**PROVIDED ENTRIES:**
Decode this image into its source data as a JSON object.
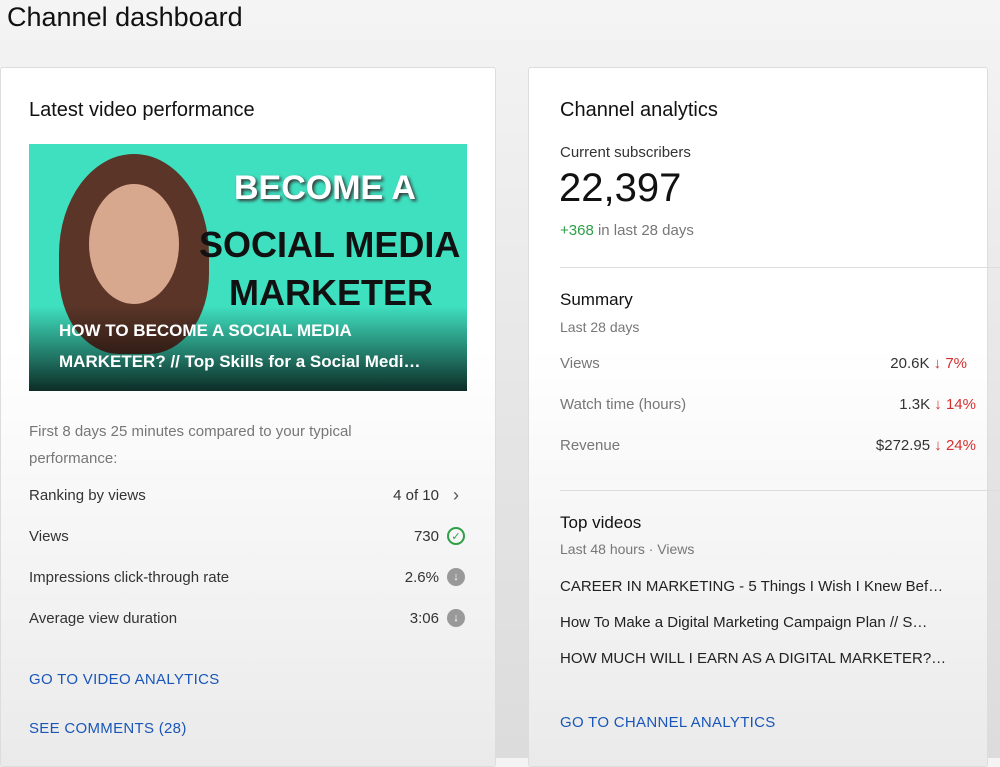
{
  "page_title": "Channel dashboard",
  "latest": {
    "title": "Latest video performance",
    "thumbnail_text": [
      "BECOME A",
      "SOCIAL MEDIA",
      "MARKETER"
    ],
    "video_title": "HOW TO BECOME A SOCIAL MEDIA MARKETER? // Top Skills for a Social Medi…",
    "compare_text": "First 8 days 25 minutes compared to your typical performance:",
    "metrics": [
      {
        "label": "Ranking by views",
        "value": "4 of 10",
        "icon": "chevron-right-icon"
      },
      {
        "label": "Views",
        "value": "730",
        "icon": "check-circle-icon"
      },
      {
        "label": "Impressions click-through rate",
        "value": "2.6%",
        "icon": "arrow-down-circle-icon"
      },
      {
        "label": "Average view duration",
        "value": "3:06",
        "icon": "arrow-down-circle-icon"
      }
    ],
    "link_analytics": "GO TO VIDEO ANALYTICS",
    "link_comments": "SEE COMMENTS (28)"
  },
  "analytics": {
    "title": "Channel analytics",
    "subs_label": "Current subscribers",
    "subs_value": "22,397",
    "subs_delta": "+368",
    "subs_delta_suffix": "in last 28 days",
    "summary_title": "Summary",
    "summary_period": "Last 28 days",
    "summary": [
      {
        "label": "Views",
        "value": "20.6K",
        "change": "7%"
      },
      {
        "label": "Watch time (hours)",
        "value": "1.3K",
        "change": "14%"
      },
      {
        "label": "Revenue",
        "value": "$272.95",
        "change": "24%"
      }
    ],
    "top_title": "Top videos",
    "top_period": "Last 48 hours · Views",
    "top_videos": [
      "CAREER IN MARKETING - 5 Things I Wish I Knew Bef…",
      "How To Make a Digital Marketing Campaign Plan // S…",
      "HOW MUCH WILL I EARN AS A DIGITAL MARKETER?…"
    ],
    "link": "GO TO CHANNEL ANALYTICS"
  },
  "colors": {
    "link": "#1a56b8",
    "positive": "#2e9e47",
    "negative": "#d32f2f"
  }
}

**GOAL:** Reproduce the entries above word for word. Pictures stay out.

**TASK ANSWER:**
Decode this image into its source data as a JSON object.
{
  "page_title": "Channel dashboard",
  "latest": {
    "title": "Latest video performance",
    "thumbnail_text": [
      "BECOME A",
      "SOCIAL MEDIA",
      "MARKETER"
    ],
    "video_title": "HOW TO BECOME A SOCIAL MEDIA MARKETER? // Top Skills for a Social Medi…",
    "compare_text": "First 8 days 25 minutes compared to your typical performance:",
    "metrics": [
      {
        "label": "Ranking by views",
        "value": "4 of 10",
        "icon": "chevron-right-icon"
      },
      {
        "label": "Views",
        "value": "730",
        "icon": "check-circle-icon"
      },
      {
        "label": "Impressions click-through rate",
        "value": "2.6%",
        "icon": "arrow-down-circle-icon"
      },
      {
        "label": "Average view duration",
        "value": "3:06",
        "icon": "arrow-down-circle-icon"
      }
    ],
    "link_analytics": "GO TO VIDEO ANALYTICS",
    "link_comments": "SEE COMMENTS (28)"
  },
  "analytics": {
    "title": "Channel analytics",
    "subs_label": "Current subscribers",
    "subs_value": "22,397",
    "subs_delta": "+368",
    "subs_delta_suffix": "in last 28 days",
    "summary_title": "Summary",
    "summary_period": "Last 28 days",
    "summary": [
      {
        "label": "Views",
        "value": "20.6K",
        "change": "7%"
      },
      {
        "label": "Watch time (hours)",
        "value": "1.3K",
        "change": "14%"
      },
      {
        "label": "Revenue",
        "value": "$272.95",
        "change": "24%"
      }
    ],
    "top_title": "Top videos",
    "top_period": "Last 48 hours · Views",
    "top_videos": [
      "CAREER IN MARKETING - 5 Things I Wish I Knew Bef…",
      "How To Make a Digital Marketing Campaign Plan // S…",
      "HOW MUCH WILL I EARN AS A DIGITAL MARKETER?…"
    ],
    "link": "GO TO CHANNEL ANALYTICS"
  },
  "colors": {
    "link": "#1a56b8",
    "positive": "#2e9e47",
    "negative": "#d32f2f"
  }
}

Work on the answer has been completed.